## Record extracts:
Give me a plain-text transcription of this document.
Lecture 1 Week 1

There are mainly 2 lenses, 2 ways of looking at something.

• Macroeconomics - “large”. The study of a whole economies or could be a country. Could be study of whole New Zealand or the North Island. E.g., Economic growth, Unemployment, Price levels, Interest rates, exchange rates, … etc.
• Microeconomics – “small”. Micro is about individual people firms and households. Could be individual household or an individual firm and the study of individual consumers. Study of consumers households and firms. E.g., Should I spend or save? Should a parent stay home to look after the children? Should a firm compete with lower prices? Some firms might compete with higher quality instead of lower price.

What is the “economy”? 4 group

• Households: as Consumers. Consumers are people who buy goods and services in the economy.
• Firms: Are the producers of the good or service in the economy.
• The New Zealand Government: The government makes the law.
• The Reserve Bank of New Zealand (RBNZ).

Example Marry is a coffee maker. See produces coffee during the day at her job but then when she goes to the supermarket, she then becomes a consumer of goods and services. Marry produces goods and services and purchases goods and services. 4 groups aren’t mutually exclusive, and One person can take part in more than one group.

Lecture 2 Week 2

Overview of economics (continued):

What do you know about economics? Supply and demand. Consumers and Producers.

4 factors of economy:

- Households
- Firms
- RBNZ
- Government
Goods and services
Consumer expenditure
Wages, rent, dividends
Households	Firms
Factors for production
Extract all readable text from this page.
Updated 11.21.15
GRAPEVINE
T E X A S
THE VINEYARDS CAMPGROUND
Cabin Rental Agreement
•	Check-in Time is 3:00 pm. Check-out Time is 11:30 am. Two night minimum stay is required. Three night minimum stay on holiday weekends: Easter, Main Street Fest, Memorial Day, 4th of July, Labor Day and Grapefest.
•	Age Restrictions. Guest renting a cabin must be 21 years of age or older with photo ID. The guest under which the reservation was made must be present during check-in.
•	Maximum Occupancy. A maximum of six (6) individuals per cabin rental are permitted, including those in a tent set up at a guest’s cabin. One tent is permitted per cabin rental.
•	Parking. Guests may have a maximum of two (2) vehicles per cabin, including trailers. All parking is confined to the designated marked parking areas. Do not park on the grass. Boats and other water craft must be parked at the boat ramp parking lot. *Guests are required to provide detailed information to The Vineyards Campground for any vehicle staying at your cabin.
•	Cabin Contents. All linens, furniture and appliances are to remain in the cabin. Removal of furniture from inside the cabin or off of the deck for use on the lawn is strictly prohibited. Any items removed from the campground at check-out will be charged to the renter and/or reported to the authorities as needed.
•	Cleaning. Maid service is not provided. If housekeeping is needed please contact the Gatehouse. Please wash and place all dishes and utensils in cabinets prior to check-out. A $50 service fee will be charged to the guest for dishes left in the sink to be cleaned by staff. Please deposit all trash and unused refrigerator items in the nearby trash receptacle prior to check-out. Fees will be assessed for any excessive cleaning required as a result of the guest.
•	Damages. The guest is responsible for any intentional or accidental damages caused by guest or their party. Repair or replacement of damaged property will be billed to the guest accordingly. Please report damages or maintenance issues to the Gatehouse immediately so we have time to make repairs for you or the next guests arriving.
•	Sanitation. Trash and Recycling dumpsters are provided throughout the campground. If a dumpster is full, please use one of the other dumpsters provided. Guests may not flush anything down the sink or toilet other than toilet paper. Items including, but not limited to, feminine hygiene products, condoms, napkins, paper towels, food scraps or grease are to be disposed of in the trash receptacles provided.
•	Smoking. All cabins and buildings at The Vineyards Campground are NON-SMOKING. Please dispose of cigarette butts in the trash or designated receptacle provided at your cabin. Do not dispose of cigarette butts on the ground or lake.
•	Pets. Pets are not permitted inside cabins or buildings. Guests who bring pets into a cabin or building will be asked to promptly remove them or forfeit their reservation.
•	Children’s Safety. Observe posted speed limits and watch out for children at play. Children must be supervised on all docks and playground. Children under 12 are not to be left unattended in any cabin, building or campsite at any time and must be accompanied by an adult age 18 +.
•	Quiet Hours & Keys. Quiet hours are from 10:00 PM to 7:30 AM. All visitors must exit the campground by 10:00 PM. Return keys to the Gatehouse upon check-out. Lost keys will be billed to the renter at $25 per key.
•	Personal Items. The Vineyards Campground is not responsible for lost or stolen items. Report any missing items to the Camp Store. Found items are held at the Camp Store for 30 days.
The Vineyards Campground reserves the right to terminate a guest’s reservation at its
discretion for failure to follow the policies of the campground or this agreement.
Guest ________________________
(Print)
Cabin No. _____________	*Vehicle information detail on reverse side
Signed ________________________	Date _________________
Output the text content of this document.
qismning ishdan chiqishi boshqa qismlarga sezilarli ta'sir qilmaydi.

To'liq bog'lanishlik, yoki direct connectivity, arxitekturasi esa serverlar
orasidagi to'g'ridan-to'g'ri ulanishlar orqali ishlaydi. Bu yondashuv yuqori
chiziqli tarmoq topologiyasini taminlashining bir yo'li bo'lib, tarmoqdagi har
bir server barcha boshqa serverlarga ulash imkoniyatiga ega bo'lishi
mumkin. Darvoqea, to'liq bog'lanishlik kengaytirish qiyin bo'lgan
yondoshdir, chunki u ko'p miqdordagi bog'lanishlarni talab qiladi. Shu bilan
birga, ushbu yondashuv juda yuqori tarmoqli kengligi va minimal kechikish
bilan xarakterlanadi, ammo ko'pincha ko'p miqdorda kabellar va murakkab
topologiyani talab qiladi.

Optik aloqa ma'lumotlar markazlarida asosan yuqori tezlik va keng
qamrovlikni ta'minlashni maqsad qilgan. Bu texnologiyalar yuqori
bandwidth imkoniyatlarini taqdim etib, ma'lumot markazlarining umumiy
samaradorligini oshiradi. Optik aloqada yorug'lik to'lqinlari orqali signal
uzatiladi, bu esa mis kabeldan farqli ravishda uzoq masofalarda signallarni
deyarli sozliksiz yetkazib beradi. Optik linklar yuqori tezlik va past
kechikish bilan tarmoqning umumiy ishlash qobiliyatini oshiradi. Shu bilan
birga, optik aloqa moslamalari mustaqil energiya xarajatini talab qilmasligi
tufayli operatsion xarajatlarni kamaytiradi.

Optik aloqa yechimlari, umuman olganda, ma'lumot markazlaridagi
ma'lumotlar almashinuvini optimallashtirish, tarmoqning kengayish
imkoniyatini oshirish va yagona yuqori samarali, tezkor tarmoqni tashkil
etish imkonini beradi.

## What you will do:
Return all of the above records exactly, leaving no line out.

## Task output:
Give me a plain-text transcription of this document.
Lecture 1 Week 1

There are mainly 2 lenses, 2 ways of looking at something.

• Macroeconomics - “large”. The study of a whole economies or could be a country. Could be study of whole New Zealand or the North Island. E.g., Economic growth, Unemployment, Price levels, Interest rates, exchange rates, … etc.
• Microeconomics – “small”. Micro is about individual people firms and households. Could be individual household or an individual firm and the study of individual consumers. Study of consumers households and firms. E.g., Should I spend or save? Should a parent stay home to look after the children? Should a firm compete with lower prices? Some firms might compete with higher quality instead of lower price.

What is the “economy”? 4 group

• Households: as Consumers. Consumers are people who buy goods and services in the economy.
• Firms: Are the producers of the good or service in the economy.
• The New Zealand Government: The government makes the law.
• The Reserve Bank of New Zealand (RBNZ).

Example Marry is a coffee maker. See produces coffee during the day at her job but then when she goes to the supermarket, she then becomes a consumer of goods and services. Marry produces goods and services and purchases goods and services. 4 groups aren’t mutually exclusive, and One person can take part in more than one group.

Lecture 2 Week 2

Overview of economics (continued):

What do you know about economics? Supply and demand. Consumers and Producers.

4 factors of economy:

- Households
- Firms
- RBNZ
- Government
Goods and services
Consumer expenditure
Wages, rent, dividends
Households	Firms
Factors for production
Extract all readable text from this page.
Updated 11.21.15
GRAPEVINE
T E X A S
THE VINEYARDS CAMPGROUND
Cabin Rental Agreement
•	Check-in Time is 3:00 pm. Check-out Time is 11:30 am. Two night minimum stay is required. Three night minimum stay on holiday weekends: Easter, Main Street Fest, Memorial Day, 4th of July, Labor Day and Grapefest.
•	Age Restrictions. Guest renting a cabin must be 21 years of age or older with photo ID. The guest under which the reservation was made must be present during check-in.
•	Maximum Occupancy. A maximum of six (6) individuals per cabin rental are permitted, including those in a tent set up at a guest’s cabin. One tent is permitted per cabin rental.
•	Parking. Guests may have a maximum of two (2) vehicles per cabin, including trailers. All parking is confined to the designated marked parking areas. Do not park on the grass. Boats and other water craft must be parked at the boat ramp parking lot. *Guests are required to provide detailed information to The Vineyards Campground for any vehicle staying at your cabin.
•	Cabin Contents. All linens, furniture and appliances are to remain in the cabin. Removal of furniture from inside the cabin or off of the deck for use on the lawn is strictly prohibited. Any items removed from the campground at check-out will be charged to the renter and/or reported to the authorities as needed.
•	Cleaning. Maid service is not provided. If housekeeping is needed please contact the Gatehouse. Please wash and place all dishes and utensils in cabinets prior to check-out. A $50 service fee will be charged to the guest for dishes left in the sink to be cleaned by staff. Please deposit all trash and unused refrigerator items in the nearby trash receptacle prior to check-out. Fees will be assessed for any excessive cleaning required as a result of the guest.
•	Damages. The guest is responsible for any intentional or accidental damages caused by guest or their party. Repair or replacement of damaged property will be billed to the guest accordingly. Please report damages or maintenance issues to the Gatehouse immediately so we have time to make repairs for you or the next guests arriving.
•	Sanitation. Trash and Recycling dumpsters are provided throughout the campground. If a dumpster is full, please use one of the other dumpsters provided. Guests may not flush anything down the sink or toilet other than toilet paper. Items including, but not limited to, feminine hygiene products, condoms, napkins, paper towels, food scraps or grease are to be disposed of in the trash receptacles provided.
•	Smoking. All cabins and buildings at The Vineyards Campground are NON-SMOKING. Please dispose of cigarette butts in the trash or designated receptacle provided at your cabin. Do not dispose of cigarette butts on the ground or lake.
•	Pets. Pets are not permitted inside cabins or buildings. Guests who bring pets into a cabin or building will be asked to promptly remove them or forfeit their reservation.
•	Children’s Safety. Observe posted speed limits and watch out for children at play. Children must be supervised on all docks and playground. Children under 12 are not to be left unattended in any cabin, building or campsite at any time and must be accompanied by an adult age 18 +.
•	Quiet Hours & Keys. Quiet hours are from 10:00 PM to 7:30 AM. All visitors must exit the campground by 10:00 PM. Return keys to the Gatehouse upon check-out. Lost keys will be billed to the renter at $25 per key.
•	Personal Items. The Vineyards Campground is not responsible for lost or stolen items. Report any missing items to the Camp Store. Found items are held at the Camp Store for 30 days.
The Vineyards Campground reserves the right to terminate a guest’s reservation at its
discretion for failure to follow the policies of the campground or this agreement.
Guest ________________________
(Print)
Cabin No. _____________	*Vehicle information detail on reverse side
Signed ________________________	Date _________________
Output the text content of this document.
qismning ishdan chiqishi boshqa qismlarga sezilarli ta'sir qilmaydi.

To'liq bog'lanishlik, yoki direct connectivity, arxitekturasi esa serverlar
orasidagi to'g'ridan-to'g'ri ulanishlar orqali ishlaydi. Bu yondashuv yuqori
chiziqli tarmoq topologiyasini taminlashining bir yo'li bo'lib, tarmoqdagi har
bir server barcha boshqa serverlarga ulash imkoniyatiga ega bo'lishi
mumkin. Darvoqea, to'liq bog'lanishlik kengaytirish qiyin bo'lgan
yondoshdir, chunki u ko'p miqdordagi bog'lanishlarni talab qiladi. Shu bilan
birga, ushbu yondashuv juda yuqori tarmoqli kengligi va minimal kechikish
bilan xarakterlanadi, ammo ko'pincha ko'p miqdorda kabellar va murakkab
topologiyani talab qiladi.

Optik aloqa ma'lumotlar markazlarida asosan yuqori tezlik va keng
qamrovlikni ta'minlashni maqsad qilgan. Bu texnologiyalar yuqori
bandwidth imkoniyatlarini taqdim etib, ma'lumot markazlarining umumiy
samaradorligini oshiradi. Optik aloqada yorug'lik to'lqinlari orqali signal
uzatiladi, bu esa mis kabeldan farqli ravishda uzoq masofalarda signallarni
deyarli sozliksiz yetkazib beradi. Optik linklar yuqori tezlik va past
kechikish bilan tarmoqning umumiy ishlash qobiliyatini oshiradi. Shu bilan
birga, optik aloqa moslamalari mustaqil energiya xarajatini talab qilmasligi
tufayli operatsion xarajatlarni kamaytiradi.

Optik aloqa yechimlari, umuman olganda, ma'lumot markazlaridagi
ma'lumotlar almashinuvini optimallashtirish, tarmoqning kengayish
imkoniyatini oshirish va yagona yuqori samarali, tezkor tarmoqni tashkil
etish imkonini beradi.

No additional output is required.